Dataset entries on figures
━━━━━━━━

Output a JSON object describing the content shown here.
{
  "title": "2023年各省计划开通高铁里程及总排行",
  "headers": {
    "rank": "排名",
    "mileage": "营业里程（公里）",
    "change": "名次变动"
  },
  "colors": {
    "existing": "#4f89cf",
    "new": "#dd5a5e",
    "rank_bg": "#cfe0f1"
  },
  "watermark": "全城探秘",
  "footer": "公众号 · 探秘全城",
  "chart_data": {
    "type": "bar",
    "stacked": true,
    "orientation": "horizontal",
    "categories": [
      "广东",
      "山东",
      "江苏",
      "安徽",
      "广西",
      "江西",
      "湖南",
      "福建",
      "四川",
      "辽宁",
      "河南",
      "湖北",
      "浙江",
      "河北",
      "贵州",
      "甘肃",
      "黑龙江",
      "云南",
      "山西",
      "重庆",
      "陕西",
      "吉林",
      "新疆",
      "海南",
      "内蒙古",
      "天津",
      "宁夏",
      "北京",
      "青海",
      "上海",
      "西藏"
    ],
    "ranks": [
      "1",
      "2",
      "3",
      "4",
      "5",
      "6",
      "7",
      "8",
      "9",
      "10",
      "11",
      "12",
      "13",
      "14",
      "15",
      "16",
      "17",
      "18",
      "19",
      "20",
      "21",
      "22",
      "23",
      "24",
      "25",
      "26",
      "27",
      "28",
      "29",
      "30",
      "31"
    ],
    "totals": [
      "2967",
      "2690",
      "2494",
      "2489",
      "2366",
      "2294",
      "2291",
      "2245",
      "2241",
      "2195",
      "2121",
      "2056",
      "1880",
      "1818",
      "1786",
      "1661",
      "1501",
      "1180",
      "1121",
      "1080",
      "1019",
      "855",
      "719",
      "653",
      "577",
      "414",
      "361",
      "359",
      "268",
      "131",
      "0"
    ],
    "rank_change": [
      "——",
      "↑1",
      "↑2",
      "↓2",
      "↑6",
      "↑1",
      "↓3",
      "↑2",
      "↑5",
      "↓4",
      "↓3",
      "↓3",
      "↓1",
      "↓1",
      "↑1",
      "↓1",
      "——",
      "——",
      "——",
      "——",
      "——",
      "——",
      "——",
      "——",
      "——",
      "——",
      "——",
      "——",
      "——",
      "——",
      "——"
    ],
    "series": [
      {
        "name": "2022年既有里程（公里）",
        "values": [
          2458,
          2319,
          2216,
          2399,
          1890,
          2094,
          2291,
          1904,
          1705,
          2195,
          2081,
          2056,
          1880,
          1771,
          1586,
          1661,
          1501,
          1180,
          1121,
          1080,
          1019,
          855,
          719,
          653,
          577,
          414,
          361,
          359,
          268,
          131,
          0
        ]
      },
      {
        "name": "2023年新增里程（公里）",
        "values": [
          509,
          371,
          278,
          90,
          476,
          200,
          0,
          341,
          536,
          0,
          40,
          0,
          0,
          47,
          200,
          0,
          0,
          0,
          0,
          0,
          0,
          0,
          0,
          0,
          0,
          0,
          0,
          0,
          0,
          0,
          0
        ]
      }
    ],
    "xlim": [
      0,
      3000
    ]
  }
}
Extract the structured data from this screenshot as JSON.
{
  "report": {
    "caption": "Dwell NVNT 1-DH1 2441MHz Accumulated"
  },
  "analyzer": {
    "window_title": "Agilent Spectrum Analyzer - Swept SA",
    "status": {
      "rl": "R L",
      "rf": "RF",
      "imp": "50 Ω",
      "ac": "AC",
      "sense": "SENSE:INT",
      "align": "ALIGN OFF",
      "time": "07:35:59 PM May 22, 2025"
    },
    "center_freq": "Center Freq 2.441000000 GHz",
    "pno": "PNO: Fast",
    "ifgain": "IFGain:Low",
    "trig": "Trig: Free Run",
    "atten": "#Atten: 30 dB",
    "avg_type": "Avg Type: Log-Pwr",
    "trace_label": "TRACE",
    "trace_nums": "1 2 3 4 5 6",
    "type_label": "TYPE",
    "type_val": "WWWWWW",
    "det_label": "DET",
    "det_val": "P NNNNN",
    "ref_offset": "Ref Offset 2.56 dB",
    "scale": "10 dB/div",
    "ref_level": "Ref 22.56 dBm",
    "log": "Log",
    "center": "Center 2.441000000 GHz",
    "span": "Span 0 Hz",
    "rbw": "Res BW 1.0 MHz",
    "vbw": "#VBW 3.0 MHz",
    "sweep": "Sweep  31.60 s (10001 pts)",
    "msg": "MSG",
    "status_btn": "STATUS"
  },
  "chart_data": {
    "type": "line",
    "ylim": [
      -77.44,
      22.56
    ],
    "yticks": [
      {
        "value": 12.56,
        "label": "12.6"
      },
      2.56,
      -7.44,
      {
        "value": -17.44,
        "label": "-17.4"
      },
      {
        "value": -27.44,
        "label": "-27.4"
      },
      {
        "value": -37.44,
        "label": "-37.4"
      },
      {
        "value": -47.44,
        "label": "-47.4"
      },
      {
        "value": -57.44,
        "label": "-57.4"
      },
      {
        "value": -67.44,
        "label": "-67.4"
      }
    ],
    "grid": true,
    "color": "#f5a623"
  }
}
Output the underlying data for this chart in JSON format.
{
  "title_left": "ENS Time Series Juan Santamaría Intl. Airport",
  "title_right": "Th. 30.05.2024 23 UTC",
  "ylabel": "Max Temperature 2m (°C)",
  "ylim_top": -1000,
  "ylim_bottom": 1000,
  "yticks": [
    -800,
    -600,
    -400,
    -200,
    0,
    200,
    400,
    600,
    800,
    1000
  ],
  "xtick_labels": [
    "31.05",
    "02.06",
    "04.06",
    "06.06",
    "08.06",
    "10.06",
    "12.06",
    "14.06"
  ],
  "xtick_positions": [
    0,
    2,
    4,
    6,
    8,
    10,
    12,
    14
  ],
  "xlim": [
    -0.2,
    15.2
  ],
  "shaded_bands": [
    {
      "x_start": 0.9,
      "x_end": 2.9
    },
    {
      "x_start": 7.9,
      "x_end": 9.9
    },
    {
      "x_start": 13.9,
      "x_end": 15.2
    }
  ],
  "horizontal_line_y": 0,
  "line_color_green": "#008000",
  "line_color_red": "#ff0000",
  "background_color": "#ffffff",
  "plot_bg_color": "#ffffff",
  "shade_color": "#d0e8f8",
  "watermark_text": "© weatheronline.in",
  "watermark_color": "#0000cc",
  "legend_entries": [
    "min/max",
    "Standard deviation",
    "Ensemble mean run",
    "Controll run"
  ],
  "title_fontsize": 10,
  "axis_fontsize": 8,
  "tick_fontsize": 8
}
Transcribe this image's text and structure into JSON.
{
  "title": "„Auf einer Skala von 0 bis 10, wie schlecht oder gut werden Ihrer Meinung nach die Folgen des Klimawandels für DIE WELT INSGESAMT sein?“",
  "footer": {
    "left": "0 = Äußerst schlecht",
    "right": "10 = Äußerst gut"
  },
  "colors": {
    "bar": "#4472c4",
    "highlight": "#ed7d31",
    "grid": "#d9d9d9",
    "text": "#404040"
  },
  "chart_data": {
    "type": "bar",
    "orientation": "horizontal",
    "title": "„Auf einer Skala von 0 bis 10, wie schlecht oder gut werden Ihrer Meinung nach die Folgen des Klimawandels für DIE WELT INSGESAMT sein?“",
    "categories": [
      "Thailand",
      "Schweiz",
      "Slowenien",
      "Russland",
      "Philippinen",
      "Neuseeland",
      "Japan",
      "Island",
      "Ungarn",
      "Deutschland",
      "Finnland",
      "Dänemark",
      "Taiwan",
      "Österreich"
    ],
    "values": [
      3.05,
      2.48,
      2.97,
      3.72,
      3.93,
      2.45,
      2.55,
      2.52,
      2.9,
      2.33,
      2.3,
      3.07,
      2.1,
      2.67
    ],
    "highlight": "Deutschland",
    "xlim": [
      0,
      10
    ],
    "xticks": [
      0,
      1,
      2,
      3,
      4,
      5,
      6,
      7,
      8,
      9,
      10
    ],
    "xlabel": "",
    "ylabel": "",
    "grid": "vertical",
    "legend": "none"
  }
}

━━━━━━━━

Pull out all lines from the entries above in which the word "Äußerst" appears.

    "left": "0 = Äußerst schlecht",
    "right": "10 = Äußerst gut"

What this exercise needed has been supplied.